[START Record excerpts]
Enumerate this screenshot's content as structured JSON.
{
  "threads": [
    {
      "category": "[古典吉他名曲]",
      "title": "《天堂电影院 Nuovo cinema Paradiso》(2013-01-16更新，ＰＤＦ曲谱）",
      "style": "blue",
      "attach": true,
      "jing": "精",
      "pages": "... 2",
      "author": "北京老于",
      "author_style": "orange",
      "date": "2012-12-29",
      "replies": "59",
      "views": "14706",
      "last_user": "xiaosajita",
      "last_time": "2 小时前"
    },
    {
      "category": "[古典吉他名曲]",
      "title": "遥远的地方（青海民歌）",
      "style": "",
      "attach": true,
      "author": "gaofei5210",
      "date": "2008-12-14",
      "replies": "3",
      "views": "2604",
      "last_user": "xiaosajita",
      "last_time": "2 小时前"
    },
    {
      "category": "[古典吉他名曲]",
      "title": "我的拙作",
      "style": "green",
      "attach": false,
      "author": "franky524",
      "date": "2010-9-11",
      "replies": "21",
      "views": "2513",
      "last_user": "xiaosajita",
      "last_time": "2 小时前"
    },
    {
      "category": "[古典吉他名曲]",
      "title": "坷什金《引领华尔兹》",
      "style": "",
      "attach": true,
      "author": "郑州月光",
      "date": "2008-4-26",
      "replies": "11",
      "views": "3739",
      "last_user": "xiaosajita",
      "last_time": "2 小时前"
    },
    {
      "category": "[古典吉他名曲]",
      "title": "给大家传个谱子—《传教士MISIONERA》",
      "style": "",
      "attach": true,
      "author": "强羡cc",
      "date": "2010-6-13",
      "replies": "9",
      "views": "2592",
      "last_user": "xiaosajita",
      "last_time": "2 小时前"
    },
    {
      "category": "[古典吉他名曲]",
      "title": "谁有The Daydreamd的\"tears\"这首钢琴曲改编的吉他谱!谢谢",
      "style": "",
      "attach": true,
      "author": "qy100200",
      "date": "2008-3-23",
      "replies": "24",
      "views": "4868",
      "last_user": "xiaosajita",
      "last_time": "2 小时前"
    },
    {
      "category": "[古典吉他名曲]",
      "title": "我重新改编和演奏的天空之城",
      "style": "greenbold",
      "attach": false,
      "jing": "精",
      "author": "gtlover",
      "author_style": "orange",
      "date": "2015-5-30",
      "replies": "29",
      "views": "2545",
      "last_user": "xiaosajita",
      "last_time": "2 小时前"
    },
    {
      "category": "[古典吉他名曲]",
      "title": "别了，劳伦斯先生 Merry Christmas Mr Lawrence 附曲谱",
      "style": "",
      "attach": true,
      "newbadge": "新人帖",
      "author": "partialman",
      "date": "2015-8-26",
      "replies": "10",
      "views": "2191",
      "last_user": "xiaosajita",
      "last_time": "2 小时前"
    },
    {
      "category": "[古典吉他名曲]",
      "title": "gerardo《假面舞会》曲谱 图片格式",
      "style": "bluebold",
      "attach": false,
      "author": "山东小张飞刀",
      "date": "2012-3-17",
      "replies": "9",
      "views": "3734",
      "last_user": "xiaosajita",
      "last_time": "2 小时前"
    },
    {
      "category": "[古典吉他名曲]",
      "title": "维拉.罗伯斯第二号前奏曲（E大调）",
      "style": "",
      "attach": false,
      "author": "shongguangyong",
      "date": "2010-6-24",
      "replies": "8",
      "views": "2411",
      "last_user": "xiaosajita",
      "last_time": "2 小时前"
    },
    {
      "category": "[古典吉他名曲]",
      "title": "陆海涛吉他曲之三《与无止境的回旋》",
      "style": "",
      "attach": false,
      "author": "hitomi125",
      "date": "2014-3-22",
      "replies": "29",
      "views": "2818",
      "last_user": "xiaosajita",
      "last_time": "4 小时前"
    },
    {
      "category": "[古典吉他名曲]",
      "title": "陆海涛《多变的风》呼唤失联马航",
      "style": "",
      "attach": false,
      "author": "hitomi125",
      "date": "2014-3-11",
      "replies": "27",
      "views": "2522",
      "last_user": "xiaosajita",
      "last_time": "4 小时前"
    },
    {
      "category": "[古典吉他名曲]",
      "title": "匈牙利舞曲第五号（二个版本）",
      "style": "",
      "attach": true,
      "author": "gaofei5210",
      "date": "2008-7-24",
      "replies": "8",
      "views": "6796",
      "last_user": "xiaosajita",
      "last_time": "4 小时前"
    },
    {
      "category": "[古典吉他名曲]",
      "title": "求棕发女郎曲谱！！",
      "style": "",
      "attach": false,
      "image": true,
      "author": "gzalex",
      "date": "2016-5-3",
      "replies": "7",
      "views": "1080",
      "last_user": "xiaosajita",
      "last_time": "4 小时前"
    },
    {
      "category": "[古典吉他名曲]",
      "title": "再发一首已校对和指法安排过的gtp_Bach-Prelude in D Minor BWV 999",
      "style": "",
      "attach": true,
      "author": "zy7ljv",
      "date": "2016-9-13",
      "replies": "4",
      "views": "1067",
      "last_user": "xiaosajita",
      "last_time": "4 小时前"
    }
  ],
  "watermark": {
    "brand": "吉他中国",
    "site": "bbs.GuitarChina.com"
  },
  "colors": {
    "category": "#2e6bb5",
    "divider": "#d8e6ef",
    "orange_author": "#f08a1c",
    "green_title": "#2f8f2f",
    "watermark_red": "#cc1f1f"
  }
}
[END Record excerpts]
Given instruction: Every entry must be output again, exactly as written above.

Task answer:
Enumerate this screenshot's content as structured JSON.
{
  "threads": [
    {
      "category": "[古典吉他名曲]",
      "title": "《天堂电影院 Nuovo cinema Paradiso》(2013-01-16更新，ＰＤＦ曲谱）",
      "style": "blue",
      "attach": true,
      "jing": "精",
      "pages": "... 2",
      "author": "北京老于",
      "author_style": "orange",
      "date": "2012-12-29",
      "replies": "59",
      "views": "14706",
      "last_user": "xiaosajita",
      "last_time": "2 小时前"
    },
    {
      "category": "[古典吉他名曲]",
      "title": "遥远的地方（青海民歌）",
      "style": "",
      "attach": true,
      "author": "gaofei5210",
      "date": "2008-12-14",
      "replies": "3",
      "views": "2604",
      "last_user": "xiaosajita",
      "last_time": "2 小时前"
    },
    {
      "category": "[古典吉他名曲]",
      "title": "我的拙作",
      "style": "green",
      "attach": false,
      "author": "franky524",
      "date": "2010-9-11",
      "replies": "21",
      "views": "2513",
      "last_user": "xiaosajita",
      "last_time": "2 小时前"
    },
    {
      "category": "[古典吉他名曲]",
      "title": "坷什金《引领华尔兹》",
      "style": "",
      "attach": true,
      "author": "郑州月光",
      "date": "2008-4-26",
      "replies": "11",
      "views": "3739",
      "last_user": "xiaosajita",
      "last_time": "2 小时前"
    },
    {
      "category": "[古典吉他名曲]",
      "title": "给大家传个谱子—《传教士MISIONERA》",
      "style": "",
      "attach": true,
      "author": "强羡cc",
      "date": "2010-6-13",
      "replies": "9",
      "views": "2592",
      "last_user": "xiaosajita",
      "last_time": "2 小时前"
    },
    {
      "category": "[古典吉他名曲]",
      "title": "谁有The Daydreamd的\"tears\"这首钢琴曲改编的吉他谱!谢谢",
      "style": "",
      "attach": true,
      "author": "qy100200",
      "date": "2008-3-23",
      "replies": "24",
      "views": "4868",
      "last_user": "xiaosajita",
      "last_time": "2 小时前"
    },
    {
      "category": "[古典吉他名曲]",
      "title": "我重新改编和演奏的天空之城",
      "style": "greenbold",
      "attach": false,
      "jing": "精",
      "author": "gtlover",
      "author_style": "orange",
      "date": "2015-5-30",
      "replies": "29",
      "views": "2545",
      "last_user": "xiaosajita",
      "last_time": "2 小时前"
    },
    {
      "category": "[古典吉他名曲]",
      "title": "别了，劳伦斯先生 Merry Christmas Mr Lawrence 附曲谱",
      "style": "",
      "attach": true,
      "newbadge": "新人帖",
      "author": "partialman",
      "date": "2015-8-26",
      "replies": "10",
      "views": "2191",
      "last_user": "xiaosajita",
      "last_time": "2 小时前"
    },
    {
      "category": "[古典吉他名曲]",
      "title": "gerardo《假面舞会》曲谱 图片格式",
      "style": "bluebold",
      "attach": false,
      "author": "山东小张飞刀",
      "date": "2012-3-17",
      "replies": "9",
      "views": "3734",
      "last_user": "xiaosajita",
      "last_time": "2 小时前"
    },
    {
      "category": "[古典吉他名曲]",
      "title": "维拉.罗伯斯第二号前奏曲（E大调）",
      "style": "",
      "attach": false,
      "author": "shongguangyong",
      "date": "2010-6-24",
      "replies": "8",
      "views": "2411",
      "last_user": "xiaosajita",
      "last_time": "2 小时前"
    },
    {
      "category": "[古典吉他名曲]",
      "title": "陆海涛吉他曲之三《与无止境的回旋》",
      "style": "",
      "attach": false,
      "author": "hitomi125",
      "date": "2014-3-22",
      "replies": "29",
      "views": "2818",
      "last_user": "xiaosajita",
      "last_time": "4 小时前"
    },
    {
      "category": "[古典吉他名曲]",
      "title": "陆海涛《多变的风》呼唤失联马航",
      "style": "",
      "attach": false,
      "author": "hitomi125",
      "date": "2014-3-11",
      "replies": "27",
      "views": "2522",
      "last_user": "xiaosajita",
      "last_time": "4 小时前"
    },
    {
      "category": "[古典吉他名曲]",
      "title": "匈牙利舞曲第五号（二个版本）",
      "style": "",
      "attach": true,
      "author": "gaofei5210",
      "date": "2008-7-24",
      "replies": "8",
      "views": "6796",
      "last_user": "xiaosajita",
      "last_time": "4 小时前"
    },
    {
      "category": "[古典吉他名曲]",
      "title": "求棕发女郎曲谱！！",
      "style": "",
      "attach": false,
      "image": true,
      "author": "gzalex",
      "date": "2016-5-3",
      "replies": "7",
      "views": "1080",
      "last_user": "xiaosajita",
      "last_time": "4 小时前"
    },
    {
      "category": "[古典吉他名曲]",
      "title": "再发一首已校对和指法安排过的gtp_Bach-Prelude in D Minor BWV 999",
      "style": "",
      "attach": true,
      "author": "zy7ljv",
      "date": "2016-9-13",
      "replies": "4",
      "views": "1067",
      "last_user": "xiaosajita",
      "last_time": "4 小时前"
    }
  ],
  "watermark": {
    "brand": "吉他中国",
    "site": "bbs.GuitarChina.com"
  },
  "colors": {
    "category": "#2e6bb5",
    "divider": "#d8e6ef",
    "orange_author": "#f08a1c",
    "green_title": "#2f8f2f",
    "watermark_red": "#cc1f1f"
  }
}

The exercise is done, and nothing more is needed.